REQUIRED WORK
Print every line of the records below verbatim, leaving out the pictures.

MATERIAL FOR THIS EXERCISE
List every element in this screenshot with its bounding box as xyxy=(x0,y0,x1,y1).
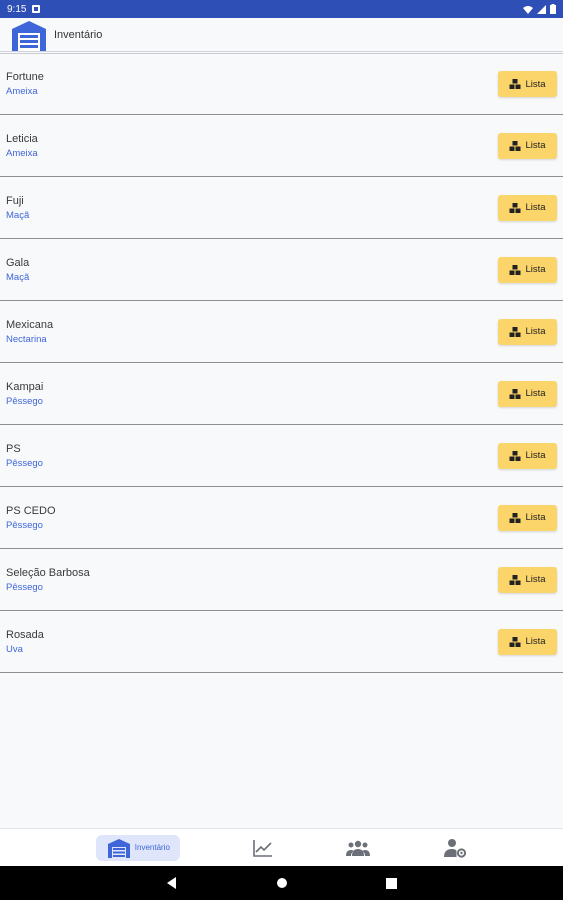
nav-inventario[interactable]: Inventário xyxy=(96,834,181,861)
lista-button[interactable]: Lista xyxy=(498,256,557,283)
list-item: Leticia Ameixa Lista xyxy=(0,115,563,177)
group-icon xyxy=(345,840,370,856)
user-settings-icon xyxy=(443,838,466,858)
list-item: PS CEDO Pêssego Lista xyxy=(0,487,563,549)
warehouse-icon xyxy=(107,838,130,858)
signal-icon xyxy=(537,4,546,14)
item-name: Gala xyxy=(6,256,30,269)
list-item: Rosada Uva Lista xyxy=(0,611,563,673)
item-name: Leticia xyxy=(6,132,38,145)
list-item: PS Pêssego Lista xyxy=(0,425,563,487)
lista-button[interactable]: Lista xyxy=(498,71,557,97)
item-name: PS xyxy=(6,442,21,455)
item-name: Seleção Barbosa xyxy=(6,566,90,579)
item-type: Maçã xyxy=(6,209,30,221)
lista-label: Lista xyxy=(525,574,546,585)
lista-label: Lista xyxy=(525,202,546,213)
item-type: Pêssego xyxy=(6,581,43,593)
boxes-icon xyxy=(509,264,521,275)
android-nav-bar xyxy=(0,866,563,900)
home-icon[interactable] xyxy=(276,877,288,889)
list-item: Fortune Ameixa Lista xyxy=(0,53,563,115)
lista-button[interactable]: Lista xyxy=(498,380,557,407)
lista-button[interactable]: Lista xyxy=(498,628,557,655)
item-type: Pêssego xyxy=(6,457,43,469)
list-item: Gala Maçã Lista xyxy=(0,239,563,301)
chart-icon xyxy=(253,839,273,857)
boxes-icon xyxy=(509,326,521,337)
lista-label: Lista xyxy=(525,512,546,523)
nav-chart[interactable] xyxy=(253,835,273,861)
boxes-icon xyxy=(509,202,521,213)
status-time: 9:15 xyxy=(7,3,27,15)
lista-button[interactable]: Lista xyxy=(498,504,557,531)
lista-button[interactable]: Lista xyxy=(498,566,557,593)
boxes-icon xyxy=(509,512,521,523)
list-item: Kampai Pêssego Lista xyxy=(0,363,563,425)
nav-group[interactable] xyxy=(345,835,370,861)
item-type: Uva xyxy=(6,643,23,655)
page-title: Inventário xyxy=(54,28,103,41)
inventory-list: Fortune Ameixa Lista Leticia Ameixa List… xyxy=(0,53,563,673)
nav-user-settings[interactable] xyxy=(443,835,467,861)
bottom-nav: Inventário xyxy=(0,828,563,866)
item-name: Kampai xyxy=(6,380,44,393)
item-type: Maçã xyxy=(6,271,30,283)
lista-label: Lista xyxy=(525,326,546,337)
boxes-icon xyxy=(509,450,521,461)
item-name: Mexicana xyxy=(6,318,54,331)
lista-button[interactable]: Lista xyxy=(498,132,557,159)
lista-label: Lista xyxy=(525,450,546,461)
boxes-icon xyxy=(509,636,521,647)
boxes-icon xyxy=(509,79,521,89)
list-item: Mexicana Nectarina Lista xyxy=(0,301,563,363)
item-type: Pêssego xyxy=(6,395,43,407)
lista-label: Lista xyxy=(525,140,546,151)
lista-button[interactable]: Lista xyxy=(498,194,557,221)
notification-icon xyxy=(32,5,41,13)
wifi-icon xyxy=(523,5,533,14)
status-bar: 9:15 xyxy=(0,0,563,18)
lista-label: Lista xyxy=(525,388,546,399)
item-name: PS CEDO xyxy=(6,504,56,517)
warehouse-icon xyxy=(12,20,46,51)
nav-inventario-label: Inventário xyxy=(134,843,170,852)
list-item: Fuji Maçã Lista xyxy=(0,177,563,239)
item-name: Fuji xyxy=(6,194,24,207)
item-name: Rosada xyxy=(6,628,44,641)
app-header: Inventário xyxy=(0,18,563,52)
list-item: Seleção Barbosa Pêssego Lista xyxy=(0,549,563,611)
lista-label: Lista xyxy=(525,636,546,647)
boxes-icon xyxy=(509,140,521,151)
boxes-icon xyxy=(509,388,521,399)
item-type: Pêssego xyxy=(6,519,43,531)
item-type: Nectarina xyxy=(6,333,47,345)
battery-icon xyxy=(550,4,556,14)
item-type: Ameixa xyxy=(6,147,38,159)
lista-button[interactable]: Lista xyxy=(498,442,557,469)
boxes-icon xyxy=(509,574,521,585)
back-icon[interactable] xyxy=(166,877,178,889)
item-type: Ameixa xyxy=(6,86,38,97)
recents-icon[interactable] xyxy=(386,877,397,889)
lista-label: Lista xyxy=(525,78,546,90)
item-name: Fortune xyxy=(6,71,44,83)
lista-button[interactable]: Lista xyxy=(498,318,557,345)
lista-label: Lista xyxy=(525,264,546,275)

REPLY
List every element in this screenshot with its bounding box as xyxy=(x0,y0,x1,y1).
nav-inventario[interactable]: Inventário xyxy=(96,834,181,861)
lista-button[interactable]: Lista xyxy=(498,256,557,283)
list-item: Leticia Ameixa Lista xyxy=(0,115,563,177)
group-icon xyxy=(345,840,370,856)
user-settings-icon xyxy=(443,838,466,858)
list-item: PS CEDO Pêssego Lista xyxy=(0,487,563,549)
warehouse-icon xyxy=(107,838,130,858)
signal-icon xyxy=(537,4,546,14)
item-name: Gala xyxy=(6,256,30,269)
list-item: Rosada Uva Lista xyxy=(0,611,563,673)
item-name: Leticia xyxy=(6,132,38,145)
list-item: PS Pêssego Lista xyxy=(0,425,563,487)
lista-button[interactable]: Lista xyxy=(498,71,557,97)
item-name: PS xyxy=(6,442,21,455)
item-name: Seleção Barbosa xyxy=(6,566,90,579)
item-type: Maçã xyxy=(6,209,30,221)
lista-label: Lista xyxy=(525,574,546,585)
lista-label: Lista xyxy=(525,202,546,213)
item-type: Pêssego xyxy=(6,581,43,593)
boxes-icon xyxy=(509,264,521,275)
android-nav-bar xyxy=(0,866,563,900)
home-icon[interactable] xyxy=(276,877,288,889)
list-item: Fortune Ameixa Lista xyxy=(0,53,563,115)
lista-button[interactable]: Lista xyxy=(498,380,557,407)
lista-button[interactable]: Lista xyxy=(498,628,557,655)
item-type: Pêssego xyxy=(6,457,43,469)
list-item: Gala Maçã Lista xyxy=(0,239,563,301)
chart-icon xyxy=(253,839,273,857)
boxes-icon xyxy=(509,326,521,337)
lista-label: Lista xyxy=(525,512,546,523)
nav-chart[interactable] xyxy=(253,835,273,861)
boxes-icon xyxy=(509,202,521,213)
status-time: 9:15 xyxy=(7,3,27,15)
lista-button[interactable]: Lista xyxy=(498,504,557,531)
lista-button[interactable]: Lista xyxy=(498,566,557,593)
boxes-icon xyxy=(509,512,521,523)
list-item: Kampai Pêssego Lista xyxy=(0,363,563,425)
nav-group[interactable] xyxy=(345,835,370,861)
item-type: Uva xyxy=(6,643,23,655)
page-title: Inventário xyxy=(54,28,103,41)
inventory-list: Fortune Ameixa Lista Leticia Ameixa List… xyxy=(0,53,563,673)
nav-user-settings[interactable] xyxy=(443,835,467,861)
bottom-nav: Inventário xyxy=(0,828,563,866)
item-name: Kampai xyxy=(6,380,44,393)
item-type: Maçã xyxy=(6,271,30,283)
lista-label: Lista xyxy=(525,326,546,337)
boxes-icon xyxy=(509,450,521,461)
item-name: Mexicana xyxy=(6,318,54,331)
lista-button[interactable]: Lista xyxy=(498,132,557,159)
lista-label: Lista xyxy=(525,450,546,461)
boxes-icon xyxy=(509,636,521,647)
boxes-icon xyxy=(509,79,521,89)
list-item: Mexicana Nectarina Lista xyxy=(0,301,563,363)
item-type: Pêssego xyxy=(6,395,43,407)
lista-label: Lista xyxy=(525,140,546,151)
lista-button[interactable]: Lista xyxy=(498,194,557,221)
notification-icon xyxy=(32,5,41,13)
wifi-icon xyxy=(523,5,533,14)
status-bar: 9:15 xyxy=(0,0,563,18)
lista-label: Lista xyxy=(525,388,546,399)
item-name: PS CEDO xyxy=(6,504,56,517)
warehouse-icon xyxy=(12,20,46,51)
nav-inventario-label: Inventário xyxy=(134,843,170,852)
list-item: Fuji Maçã Lista xyxy=(0,177,563,239)
item-name: Fuji xyxy=(6,194,24,207)
item-name: Rosada xyxy=(6,628,44,641)
app-header: Inventário xyxy=(0,18,563,52)
list-item: Seleção Barbosa Pêssego Lista xyxy=(0,549,563,611)
lista-label: Lista xyxy=(525,636,546,647)
boxes-icon xyxy=(509,140,521,151)
boxes-icon xyxy=(509,388,521,399)
item-type: Pêssego xyxy=(6,519,43,531)
item-type: Nectarina xyxy=(6,333,47,345)
battery-icon xyxy=(550,4,556,14)
item-type: Ameixa xyxy=(6,147,38,159)
lista-button[interactable]: Lista xyxy=(498,442,557,469)
boxes-icon xyxy=(509,574,521,585)
back-icon[interactable] xyxy=(166,877,178,889)
item-type: Ameixa xyxy=(6,86,38,97)
recents-icon[interactable] xyxy=(386,877,397,889)
lista-label: Lista xyxy=(525,78,546,90)
item-name: Fortune xyxy=(6,71,44,83)
lista-button[interactable]: Lista xyxy=(498,318,557,345)
lista-label: Lista xyxy=(525,264,546,275)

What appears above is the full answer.